• Work to complete
Give the number of lines in this listing that contain "underlying", with no other words.

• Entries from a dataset
---------------

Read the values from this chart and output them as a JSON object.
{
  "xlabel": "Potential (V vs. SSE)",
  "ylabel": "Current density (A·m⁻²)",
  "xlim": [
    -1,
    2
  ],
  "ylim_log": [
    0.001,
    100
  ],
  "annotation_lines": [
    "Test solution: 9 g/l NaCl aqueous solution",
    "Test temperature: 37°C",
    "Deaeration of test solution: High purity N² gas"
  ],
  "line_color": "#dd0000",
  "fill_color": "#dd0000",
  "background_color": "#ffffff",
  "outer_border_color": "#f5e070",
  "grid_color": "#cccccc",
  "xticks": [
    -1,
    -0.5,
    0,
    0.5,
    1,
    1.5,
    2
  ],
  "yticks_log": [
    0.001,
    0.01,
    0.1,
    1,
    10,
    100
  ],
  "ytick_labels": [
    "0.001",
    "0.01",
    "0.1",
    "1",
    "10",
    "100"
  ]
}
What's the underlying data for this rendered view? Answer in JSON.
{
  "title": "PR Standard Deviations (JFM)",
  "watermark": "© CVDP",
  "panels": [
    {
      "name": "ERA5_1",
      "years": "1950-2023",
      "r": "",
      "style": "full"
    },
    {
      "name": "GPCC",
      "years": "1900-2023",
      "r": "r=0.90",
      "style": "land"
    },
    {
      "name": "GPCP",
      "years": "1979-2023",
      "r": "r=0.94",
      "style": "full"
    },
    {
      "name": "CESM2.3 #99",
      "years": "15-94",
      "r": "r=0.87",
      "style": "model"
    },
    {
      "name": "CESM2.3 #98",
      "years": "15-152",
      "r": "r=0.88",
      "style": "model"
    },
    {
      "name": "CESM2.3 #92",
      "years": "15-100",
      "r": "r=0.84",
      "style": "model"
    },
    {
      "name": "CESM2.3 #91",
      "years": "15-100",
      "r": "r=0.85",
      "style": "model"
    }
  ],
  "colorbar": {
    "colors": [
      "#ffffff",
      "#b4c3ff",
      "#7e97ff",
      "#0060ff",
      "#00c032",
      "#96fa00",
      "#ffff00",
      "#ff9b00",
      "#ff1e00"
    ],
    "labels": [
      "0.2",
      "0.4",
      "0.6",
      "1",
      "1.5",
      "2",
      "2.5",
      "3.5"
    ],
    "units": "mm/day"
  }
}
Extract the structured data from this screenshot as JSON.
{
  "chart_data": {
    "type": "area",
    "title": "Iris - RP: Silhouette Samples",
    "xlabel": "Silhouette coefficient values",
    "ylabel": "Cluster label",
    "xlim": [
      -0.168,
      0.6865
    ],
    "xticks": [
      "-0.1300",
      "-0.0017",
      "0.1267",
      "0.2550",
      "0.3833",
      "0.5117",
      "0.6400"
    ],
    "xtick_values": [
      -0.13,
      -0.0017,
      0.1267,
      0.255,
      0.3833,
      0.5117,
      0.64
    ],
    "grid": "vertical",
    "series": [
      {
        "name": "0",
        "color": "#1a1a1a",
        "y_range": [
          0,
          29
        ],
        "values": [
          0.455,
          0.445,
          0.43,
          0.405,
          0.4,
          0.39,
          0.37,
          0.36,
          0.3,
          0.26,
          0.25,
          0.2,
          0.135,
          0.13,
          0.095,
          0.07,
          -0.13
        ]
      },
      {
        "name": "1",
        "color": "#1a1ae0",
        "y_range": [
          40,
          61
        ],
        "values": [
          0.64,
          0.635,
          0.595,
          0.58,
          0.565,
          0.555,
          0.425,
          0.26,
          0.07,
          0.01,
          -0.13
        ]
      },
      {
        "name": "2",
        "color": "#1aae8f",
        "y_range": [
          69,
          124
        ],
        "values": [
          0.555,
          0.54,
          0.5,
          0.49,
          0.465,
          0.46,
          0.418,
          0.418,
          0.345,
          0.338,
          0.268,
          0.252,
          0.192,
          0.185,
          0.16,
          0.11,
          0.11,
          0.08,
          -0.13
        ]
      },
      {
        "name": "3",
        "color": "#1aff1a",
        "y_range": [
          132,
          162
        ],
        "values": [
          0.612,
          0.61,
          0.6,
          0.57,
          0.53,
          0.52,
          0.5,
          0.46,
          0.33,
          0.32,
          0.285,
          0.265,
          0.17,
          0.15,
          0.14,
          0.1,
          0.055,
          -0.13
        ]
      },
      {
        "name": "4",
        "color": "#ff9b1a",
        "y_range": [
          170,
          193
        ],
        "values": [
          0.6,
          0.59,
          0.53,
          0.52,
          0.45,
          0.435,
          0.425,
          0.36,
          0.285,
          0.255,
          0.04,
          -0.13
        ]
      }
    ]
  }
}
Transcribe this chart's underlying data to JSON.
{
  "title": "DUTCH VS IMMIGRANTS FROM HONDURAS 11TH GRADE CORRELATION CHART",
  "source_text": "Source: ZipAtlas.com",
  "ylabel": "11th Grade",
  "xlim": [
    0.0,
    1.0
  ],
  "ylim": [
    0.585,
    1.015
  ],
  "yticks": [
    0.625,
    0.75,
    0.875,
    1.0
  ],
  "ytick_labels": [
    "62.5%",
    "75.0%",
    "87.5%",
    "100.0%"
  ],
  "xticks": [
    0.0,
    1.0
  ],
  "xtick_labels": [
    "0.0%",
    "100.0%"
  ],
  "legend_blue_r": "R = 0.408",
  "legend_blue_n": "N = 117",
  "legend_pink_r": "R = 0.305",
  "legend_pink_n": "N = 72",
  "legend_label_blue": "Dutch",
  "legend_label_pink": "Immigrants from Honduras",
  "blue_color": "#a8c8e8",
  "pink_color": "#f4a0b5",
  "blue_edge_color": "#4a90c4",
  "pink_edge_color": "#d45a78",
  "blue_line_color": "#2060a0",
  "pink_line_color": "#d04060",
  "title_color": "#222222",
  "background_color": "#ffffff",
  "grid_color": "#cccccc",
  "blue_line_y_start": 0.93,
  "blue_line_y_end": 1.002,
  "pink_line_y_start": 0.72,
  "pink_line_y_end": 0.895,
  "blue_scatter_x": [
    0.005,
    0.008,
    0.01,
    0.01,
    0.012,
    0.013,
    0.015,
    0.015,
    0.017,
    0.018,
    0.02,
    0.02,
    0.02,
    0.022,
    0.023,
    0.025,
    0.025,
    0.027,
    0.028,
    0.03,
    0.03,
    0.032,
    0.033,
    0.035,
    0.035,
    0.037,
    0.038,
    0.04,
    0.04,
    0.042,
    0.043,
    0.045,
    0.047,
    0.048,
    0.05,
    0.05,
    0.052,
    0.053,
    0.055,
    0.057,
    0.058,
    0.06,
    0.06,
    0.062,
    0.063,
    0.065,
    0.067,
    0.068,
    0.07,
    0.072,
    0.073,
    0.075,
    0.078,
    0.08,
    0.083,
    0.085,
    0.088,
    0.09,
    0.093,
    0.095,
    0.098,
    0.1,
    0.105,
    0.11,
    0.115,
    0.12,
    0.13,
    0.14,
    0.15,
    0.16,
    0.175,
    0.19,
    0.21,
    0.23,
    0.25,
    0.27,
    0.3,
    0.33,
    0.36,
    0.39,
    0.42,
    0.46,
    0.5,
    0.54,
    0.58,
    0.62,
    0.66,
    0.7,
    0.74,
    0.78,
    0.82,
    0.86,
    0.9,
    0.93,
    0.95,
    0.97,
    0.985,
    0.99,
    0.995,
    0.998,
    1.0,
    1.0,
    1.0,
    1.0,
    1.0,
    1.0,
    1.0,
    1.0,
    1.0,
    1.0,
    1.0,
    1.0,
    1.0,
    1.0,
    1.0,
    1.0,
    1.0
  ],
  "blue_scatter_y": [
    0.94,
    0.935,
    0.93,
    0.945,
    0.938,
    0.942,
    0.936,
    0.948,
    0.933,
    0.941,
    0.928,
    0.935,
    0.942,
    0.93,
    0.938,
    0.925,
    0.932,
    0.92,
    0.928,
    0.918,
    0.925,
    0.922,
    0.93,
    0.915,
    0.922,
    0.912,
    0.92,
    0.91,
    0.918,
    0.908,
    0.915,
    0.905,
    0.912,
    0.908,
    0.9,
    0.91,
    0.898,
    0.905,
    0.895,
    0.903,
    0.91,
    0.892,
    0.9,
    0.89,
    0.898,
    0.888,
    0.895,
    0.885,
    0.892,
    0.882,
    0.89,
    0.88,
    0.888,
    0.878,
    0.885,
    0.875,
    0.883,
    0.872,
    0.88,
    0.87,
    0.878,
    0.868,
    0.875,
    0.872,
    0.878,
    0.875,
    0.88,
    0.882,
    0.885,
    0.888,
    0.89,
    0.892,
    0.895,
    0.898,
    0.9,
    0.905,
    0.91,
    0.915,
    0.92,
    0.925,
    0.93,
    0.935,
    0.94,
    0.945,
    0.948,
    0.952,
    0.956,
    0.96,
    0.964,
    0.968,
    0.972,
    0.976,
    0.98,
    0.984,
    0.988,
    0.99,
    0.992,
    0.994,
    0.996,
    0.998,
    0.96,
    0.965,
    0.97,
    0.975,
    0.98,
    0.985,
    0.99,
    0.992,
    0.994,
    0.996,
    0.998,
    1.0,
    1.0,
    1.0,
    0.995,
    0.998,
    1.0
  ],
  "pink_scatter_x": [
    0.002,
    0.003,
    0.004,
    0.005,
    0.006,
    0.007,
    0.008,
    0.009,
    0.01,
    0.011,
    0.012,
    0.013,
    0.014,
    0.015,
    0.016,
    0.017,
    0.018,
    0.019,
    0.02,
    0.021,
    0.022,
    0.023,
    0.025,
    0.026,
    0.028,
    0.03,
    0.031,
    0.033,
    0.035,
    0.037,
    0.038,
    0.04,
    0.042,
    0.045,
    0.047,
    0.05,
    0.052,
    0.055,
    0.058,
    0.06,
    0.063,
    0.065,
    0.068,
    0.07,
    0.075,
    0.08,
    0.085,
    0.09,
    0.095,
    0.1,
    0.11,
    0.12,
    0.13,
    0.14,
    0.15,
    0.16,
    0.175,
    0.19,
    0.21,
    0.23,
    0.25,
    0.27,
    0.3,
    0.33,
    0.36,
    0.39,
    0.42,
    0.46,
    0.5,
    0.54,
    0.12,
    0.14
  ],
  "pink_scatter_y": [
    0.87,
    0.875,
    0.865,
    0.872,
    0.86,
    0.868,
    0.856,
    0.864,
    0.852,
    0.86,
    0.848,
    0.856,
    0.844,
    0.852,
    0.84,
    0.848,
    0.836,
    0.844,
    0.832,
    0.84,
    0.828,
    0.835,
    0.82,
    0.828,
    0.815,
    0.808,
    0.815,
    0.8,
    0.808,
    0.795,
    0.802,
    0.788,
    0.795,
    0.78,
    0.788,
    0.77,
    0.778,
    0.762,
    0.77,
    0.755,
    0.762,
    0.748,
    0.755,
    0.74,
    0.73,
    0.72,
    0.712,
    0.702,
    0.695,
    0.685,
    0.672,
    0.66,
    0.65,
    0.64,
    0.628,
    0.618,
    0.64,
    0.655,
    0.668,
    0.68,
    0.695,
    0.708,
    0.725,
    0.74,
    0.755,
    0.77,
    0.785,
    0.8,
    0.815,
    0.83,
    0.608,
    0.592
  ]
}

---------------

• Solution below
2